SOURCE EXTRACT -

In the first part of the scheme, the plaintiffs alleged that Facebook identified potential competitors and cut off their access to key app-programming interfaces that provided them with the social data they relied on for growth—this despite executives and engineers within the company expressing their opinions that the moves “lacked any legitimate or technical justification.”
The process started April 30, 2014, with the introduction of Facebook Login and Graph API 2.0, and the company did its best to conceal the news, saying in its blog post at the time, “We are removing several rarely used API endpoints,” when those endpoints were in fact used by tens of thousands of third-party apps, according to the suit.
The plaintiffs noted that the changelog referred to in the blog post is no longer online, and that the removal of access to the APIs was not mentioned during Zuckerberg’s keynote or during any of the 20 sessions at the social network’s F8 developer conference.
The next step was to enter into whitelist and data-sharing agreements with direct competitors such as Pinterest and Foursquare, as well as with apps that generated large amounts of user data through engagement, such as Tinder, cutting off those competitors’ access to Facebook’s core platform APIs if they did not share their social data.
The plaintiffs allege that Facebook then went after direct competitors that did not rely on its social data and user base by revoking their ability to use its platform and banning them from buying its social data via advertising. WeChat and Line were cited as examples.
Finally, the suit contends that Facebook used mobile surveillance technology from Onavo, a company it acquired in October 2013, to determine the severity of the threats posed by Instagram and WhatsApp before “moving forcibly to acquire both companies,” in September 2012 and February 2014, respectively.

DATA EXTRACTS -

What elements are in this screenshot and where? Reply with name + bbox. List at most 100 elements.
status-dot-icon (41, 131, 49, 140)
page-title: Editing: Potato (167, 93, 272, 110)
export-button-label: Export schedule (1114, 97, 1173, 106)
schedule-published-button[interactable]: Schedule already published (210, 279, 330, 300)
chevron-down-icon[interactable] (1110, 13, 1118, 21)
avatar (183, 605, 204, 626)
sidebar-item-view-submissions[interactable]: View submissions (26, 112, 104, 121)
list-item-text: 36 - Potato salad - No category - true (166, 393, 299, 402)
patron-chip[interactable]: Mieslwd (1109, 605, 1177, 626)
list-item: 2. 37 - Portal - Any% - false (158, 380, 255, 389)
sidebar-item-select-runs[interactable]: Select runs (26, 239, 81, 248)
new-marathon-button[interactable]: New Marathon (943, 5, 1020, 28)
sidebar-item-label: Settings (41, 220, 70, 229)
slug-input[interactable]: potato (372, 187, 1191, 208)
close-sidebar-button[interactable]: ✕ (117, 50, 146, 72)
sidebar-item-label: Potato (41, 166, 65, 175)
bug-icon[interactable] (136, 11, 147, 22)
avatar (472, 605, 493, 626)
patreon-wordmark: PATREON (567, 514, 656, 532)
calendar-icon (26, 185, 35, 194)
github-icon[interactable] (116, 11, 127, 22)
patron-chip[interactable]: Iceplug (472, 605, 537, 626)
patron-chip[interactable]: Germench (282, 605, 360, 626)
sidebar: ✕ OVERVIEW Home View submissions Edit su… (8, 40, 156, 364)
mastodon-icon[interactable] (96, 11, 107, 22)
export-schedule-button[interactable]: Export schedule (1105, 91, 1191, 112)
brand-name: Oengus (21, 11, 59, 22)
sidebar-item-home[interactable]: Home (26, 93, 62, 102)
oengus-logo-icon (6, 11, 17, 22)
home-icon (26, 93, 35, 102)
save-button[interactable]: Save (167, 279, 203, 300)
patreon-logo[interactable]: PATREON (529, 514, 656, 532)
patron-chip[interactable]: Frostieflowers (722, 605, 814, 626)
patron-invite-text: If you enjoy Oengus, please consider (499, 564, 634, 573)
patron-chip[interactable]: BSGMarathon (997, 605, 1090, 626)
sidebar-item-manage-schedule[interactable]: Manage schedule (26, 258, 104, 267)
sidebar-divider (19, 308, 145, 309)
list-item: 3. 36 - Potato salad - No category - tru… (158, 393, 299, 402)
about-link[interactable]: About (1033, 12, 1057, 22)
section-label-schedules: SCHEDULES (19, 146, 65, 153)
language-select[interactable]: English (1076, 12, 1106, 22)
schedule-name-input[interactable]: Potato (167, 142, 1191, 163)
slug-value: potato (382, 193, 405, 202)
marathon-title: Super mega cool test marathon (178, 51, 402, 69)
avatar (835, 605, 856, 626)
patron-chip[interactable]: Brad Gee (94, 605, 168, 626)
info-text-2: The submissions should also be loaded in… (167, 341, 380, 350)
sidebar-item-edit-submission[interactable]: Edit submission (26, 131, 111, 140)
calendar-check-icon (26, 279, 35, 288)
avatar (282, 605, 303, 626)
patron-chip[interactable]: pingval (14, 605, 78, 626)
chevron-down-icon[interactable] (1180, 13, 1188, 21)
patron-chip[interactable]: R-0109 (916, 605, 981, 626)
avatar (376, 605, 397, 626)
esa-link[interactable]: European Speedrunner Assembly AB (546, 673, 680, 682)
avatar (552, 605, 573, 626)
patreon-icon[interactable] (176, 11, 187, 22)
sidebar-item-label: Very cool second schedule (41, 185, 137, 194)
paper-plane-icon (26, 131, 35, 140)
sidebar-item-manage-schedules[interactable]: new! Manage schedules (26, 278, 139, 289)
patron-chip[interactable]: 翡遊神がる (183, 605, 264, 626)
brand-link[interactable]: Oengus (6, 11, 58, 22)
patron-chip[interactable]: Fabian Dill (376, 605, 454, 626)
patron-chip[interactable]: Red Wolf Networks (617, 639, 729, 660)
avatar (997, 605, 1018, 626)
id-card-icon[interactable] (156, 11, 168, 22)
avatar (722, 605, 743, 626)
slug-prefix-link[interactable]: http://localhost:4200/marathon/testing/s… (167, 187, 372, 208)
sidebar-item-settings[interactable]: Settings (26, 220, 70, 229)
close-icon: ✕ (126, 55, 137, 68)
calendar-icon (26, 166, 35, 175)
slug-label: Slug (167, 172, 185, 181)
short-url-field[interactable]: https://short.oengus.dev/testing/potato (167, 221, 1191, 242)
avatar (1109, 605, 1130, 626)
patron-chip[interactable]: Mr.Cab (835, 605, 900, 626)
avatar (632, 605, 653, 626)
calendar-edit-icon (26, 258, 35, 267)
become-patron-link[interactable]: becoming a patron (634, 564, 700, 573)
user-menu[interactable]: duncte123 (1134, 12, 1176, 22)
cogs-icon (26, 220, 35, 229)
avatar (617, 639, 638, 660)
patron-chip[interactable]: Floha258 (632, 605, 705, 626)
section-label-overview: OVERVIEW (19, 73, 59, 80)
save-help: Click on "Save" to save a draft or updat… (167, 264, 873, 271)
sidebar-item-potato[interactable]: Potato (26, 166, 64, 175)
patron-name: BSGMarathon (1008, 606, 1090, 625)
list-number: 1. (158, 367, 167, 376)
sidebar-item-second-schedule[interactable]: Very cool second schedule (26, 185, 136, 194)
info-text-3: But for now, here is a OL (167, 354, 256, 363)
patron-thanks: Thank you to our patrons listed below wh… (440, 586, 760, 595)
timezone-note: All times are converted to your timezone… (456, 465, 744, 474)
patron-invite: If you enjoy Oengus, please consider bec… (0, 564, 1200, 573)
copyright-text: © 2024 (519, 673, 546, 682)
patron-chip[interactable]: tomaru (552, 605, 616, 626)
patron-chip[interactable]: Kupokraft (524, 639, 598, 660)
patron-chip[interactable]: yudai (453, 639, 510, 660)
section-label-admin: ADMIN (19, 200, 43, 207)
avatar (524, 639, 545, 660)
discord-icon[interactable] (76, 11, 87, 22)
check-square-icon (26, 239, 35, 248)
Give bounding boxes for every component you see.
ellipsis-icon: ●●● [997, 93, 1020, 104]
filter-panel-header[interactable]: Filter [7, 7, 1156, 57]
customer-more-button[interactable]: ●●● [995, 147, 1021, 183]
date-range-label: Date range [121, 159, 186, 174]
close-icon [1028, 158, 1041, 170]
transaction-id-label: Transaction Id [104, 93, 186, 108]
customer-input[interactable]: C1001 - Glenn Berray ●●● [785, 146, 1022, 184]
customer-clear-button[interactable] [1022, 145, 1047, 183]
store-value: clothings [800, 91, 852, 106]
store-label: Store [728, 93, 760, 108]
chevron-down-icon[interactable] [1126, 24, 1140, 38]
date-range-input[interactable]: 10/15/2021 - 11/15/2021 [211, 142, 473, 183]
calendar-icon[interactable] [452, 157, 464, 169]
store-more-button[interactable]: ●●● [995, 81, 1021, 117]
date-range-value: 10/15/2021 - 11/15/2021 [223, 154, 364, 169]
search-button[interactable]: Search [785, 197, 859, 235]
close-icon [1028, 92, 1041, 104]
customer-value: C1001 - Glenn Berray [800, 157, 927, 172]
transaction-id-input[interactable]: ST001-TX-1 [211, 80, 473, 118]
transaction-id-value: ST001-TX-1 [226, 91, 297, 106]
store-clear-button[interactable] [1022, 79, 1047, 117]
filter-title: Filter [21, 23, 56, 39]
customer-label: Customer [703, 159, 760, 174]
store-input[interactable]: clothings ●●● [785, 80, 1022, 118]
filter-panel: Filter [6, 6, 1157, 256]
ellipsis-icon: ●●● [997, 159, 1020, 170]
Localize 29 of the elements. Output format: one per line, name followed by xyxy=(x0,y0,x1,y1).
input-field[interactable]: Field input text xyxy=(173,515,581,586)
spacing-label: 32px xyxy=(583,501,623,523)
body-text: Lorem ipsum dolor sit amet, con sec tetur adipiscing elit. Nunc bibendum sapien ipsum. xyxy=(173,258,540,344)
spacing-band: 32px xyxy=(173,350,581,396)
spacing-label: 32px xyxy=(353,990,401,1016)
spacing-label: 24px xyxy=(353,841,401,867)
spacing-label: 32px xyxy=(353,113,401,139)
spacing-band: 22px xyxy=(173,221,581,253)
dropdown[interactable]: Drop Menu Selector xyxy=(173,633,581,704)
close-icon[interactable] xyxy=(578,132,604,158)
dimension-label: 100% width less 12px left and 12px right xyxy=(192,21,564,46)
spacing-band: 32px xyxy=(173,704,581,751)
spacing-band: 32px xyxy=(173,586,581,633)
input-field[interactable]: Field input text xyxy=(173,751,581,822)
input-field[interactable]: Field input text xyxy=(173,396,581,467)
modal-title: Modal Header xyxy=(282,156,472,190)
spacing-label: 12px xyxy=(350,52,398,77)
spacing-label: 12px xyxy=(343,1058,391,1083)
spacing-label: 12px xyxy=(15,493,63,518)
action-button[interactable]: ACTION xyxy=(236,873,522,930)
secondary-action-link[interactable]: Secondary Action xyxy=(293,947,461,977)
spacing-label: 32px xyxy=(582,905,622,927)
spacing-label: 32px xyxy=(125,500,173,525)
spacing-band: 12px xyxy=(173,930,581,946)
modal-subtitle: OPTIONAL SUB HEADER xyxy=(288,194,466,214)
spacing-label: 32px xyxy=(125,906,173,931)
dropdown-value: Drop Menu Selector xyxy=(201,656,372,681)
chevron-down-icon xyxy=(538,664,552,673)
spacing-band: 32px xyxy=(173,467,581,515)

WORK ORDER 1 - According to the Facebook lawsuit passage, on what date did the process begin with the introduction of Facebook Login and Graph API 2.0?
WORK ORDER 2 - Pick up the Facebook lawsuit passage after its last sentence and carry it forward in the same style.
The listing plays no part in what you are asked to do here.

OUTPUT 1 - April 30, 2014.

OUTPUT 2 -
Pierce Bainbridge partner Yavar Bathaee, co-lead counsel to the plaintiffs, said in an email, “Facebook faced an existential threat from mobile apps and, while it could have responded by competing on the merits, it instead chose to use its might to intentionally eliminate its competition. Facebook deliberately leveraged its developer platform, an infrastructure of spyware and surveillance and its economic power, to destroy or acquire anyone that competed with it.”
The lawsuit comes at a time when tech companies are under scrutiny from lawmakers and governmental agencies. In October, 47 state attorneys general, led by New York’s Letitia James, began investigating the social network “to determine whether Facebook’s actions stifled competition and put users at risk.”
This followed July’s Congressional hearings where Facebook, Google, Apple and Amazon were dragged to Washington, D.C. to face House committees about anticompetitive behavior.
“Congress and antitrust enforcers allowed these firms to regulate themselves with little oversight,” said Rep. David Cicilline (D-R.I.), the antitrust committee’s chairman, during his opening remarks. “As a result, the internet has become increasingly concentrated, less open, and growingly hostile to innovation and entrepreneurship.”
Thursday’s class-action lawsuit describes Facebook’s plan to integrate the messaging infrastructure of Facebook, Instagram and WhatsApp as “deliberately intended to avoid regulatory divestiture of assets, to consolidate the geographic regions it controls through its various apps and to finally flex the market power it acquired through those mergers.”